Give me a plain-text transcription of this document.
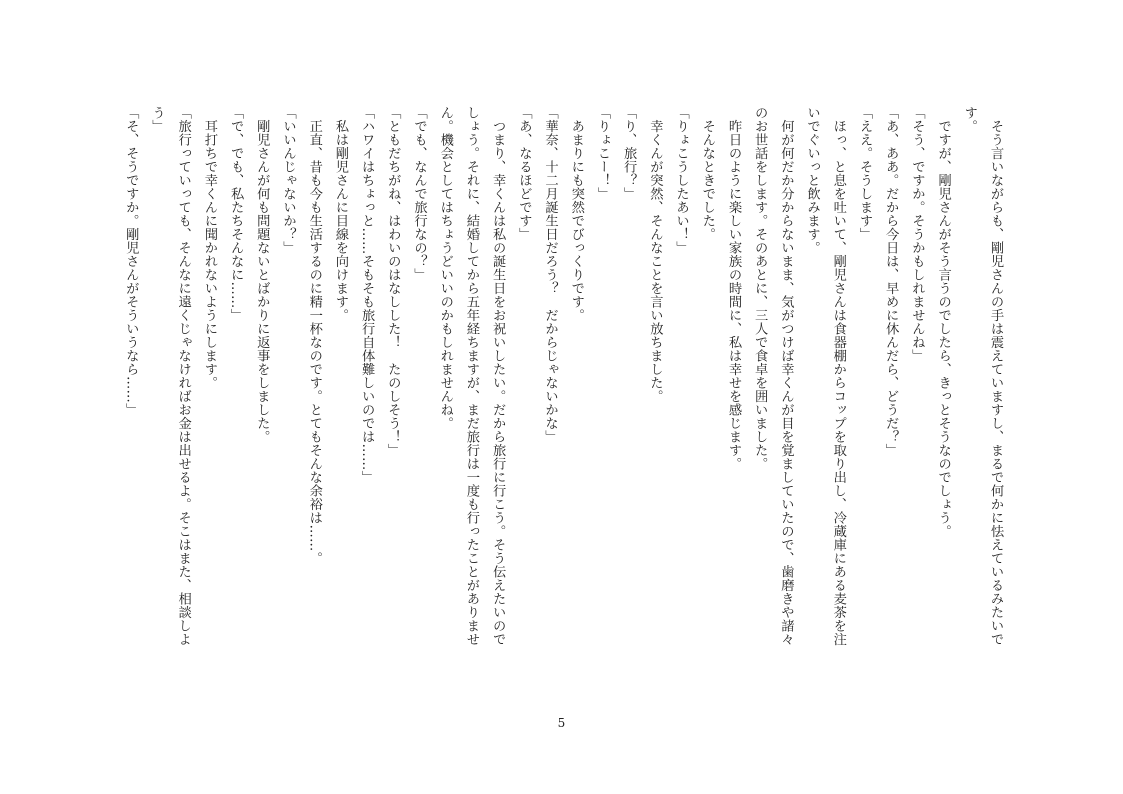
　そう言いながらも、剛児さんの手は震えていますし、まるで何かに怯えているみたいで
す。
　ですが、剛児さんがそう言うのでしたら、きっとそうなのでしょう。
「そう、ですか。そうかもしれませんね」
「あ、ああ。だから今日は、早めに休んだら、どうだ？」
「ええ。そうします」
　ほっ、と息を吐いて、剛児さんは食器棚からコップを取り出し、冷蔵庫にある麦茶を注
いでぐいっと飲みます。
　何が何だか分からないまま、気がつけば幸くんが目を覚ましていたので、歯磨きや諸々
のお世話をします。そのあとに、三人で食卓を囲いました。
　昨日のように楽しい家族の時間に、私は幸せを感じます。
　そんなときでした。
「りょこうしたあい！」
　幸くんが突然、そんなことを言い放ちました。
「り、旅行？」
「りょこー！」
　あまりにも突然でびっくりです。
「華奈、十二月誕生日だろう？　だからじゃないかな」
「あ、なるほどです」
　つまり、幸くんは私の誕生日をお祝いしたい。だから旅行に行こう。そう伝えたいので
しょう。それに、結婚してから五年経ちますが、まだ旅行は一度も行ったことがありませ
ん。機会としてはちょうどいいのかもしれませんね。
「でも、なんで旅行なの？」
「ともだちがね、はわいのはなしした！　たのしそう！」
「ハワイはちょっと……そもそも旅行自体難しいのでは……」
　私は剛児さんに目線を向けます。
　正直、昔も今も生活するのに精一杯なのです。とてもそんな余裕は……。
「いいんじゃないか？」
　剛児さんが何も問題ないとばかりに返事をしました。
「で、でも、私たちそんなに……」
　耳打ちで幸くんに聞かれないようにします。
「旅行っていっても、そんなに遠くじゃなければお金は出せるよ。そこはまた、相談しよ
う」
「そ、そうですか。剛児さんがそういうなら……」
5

---------------

Without including the pictures, reproduce all entries exactly.

§ **SOLVED EXERCISE**
Give me a plain-text transcription of this document.
　そう言いながらも、剛児さんの手は震えていますし、まるで何かに怯えているみたいで
す。
　ですが、剛児さんがそう言うのでしたら、きっとそうなのでしょう。
「そう、ですか。そうかもしれませんね」
「あ、ああ。だから今日は、早めに休んだら、どうだ？」
「ええ。そうします」
　ほっ、と息を吐いて、剛児さんは食器棚からコップを取り出し、冷蔵庫にある麦茶を注
いでぐいっと飲みます。
　何が何だか分からないまま、気がつけば幸くんが目を覚ましていたので、歯磨きや諸々
のお世話をします。そのあとに、三人で食卓を囲いました。
　昨日のように楽しい家族の時間に、私は幸せを感じます。
　そんなときでした。
「りょこうしたあい！」
　幸くんが突然、そんなことを言い放ちました。
「り、旅行？」
「りょこー！」
　あまりにも突然でびっくりです。
「華奈、十二月誕生日だろう？　だからじゃないかな」
「あ、なるほどです」
　つまり、幸くんは私の誕生日をお祝いしたい。だから旅行に行こう。そう伝えたいので
しょう。それに、結婚してから五年経ちますが、まだ旅行は一度も行ったことがありませ
ん。機会としてはちょうどいいのかもしれませんね。
「でも、なんで旅行なの？」
「ともだちがね、はわいのはなしした！　たのしそう！」
「ハワイはちょっと……そもそも旅行自体難しいのでは……」
　私は剛児さんに目線を向けます。
　正直、昔も今も生活するのに精一杯なのです。とてもそんな余裕は……。
「いいんじゃないか？」
　剛児さんが何も問題ないとばかりに返事をしました。
「で、でも、私たちそんなに……」
　耳打ちで幸くんに聞かれないようにします。
「旅行っていっても、そんなに遠くじゃなければお金は出せるよ。そこはまた、相談しよ
う」
「そ、そうですか。剛児さんがそういうなら……」
5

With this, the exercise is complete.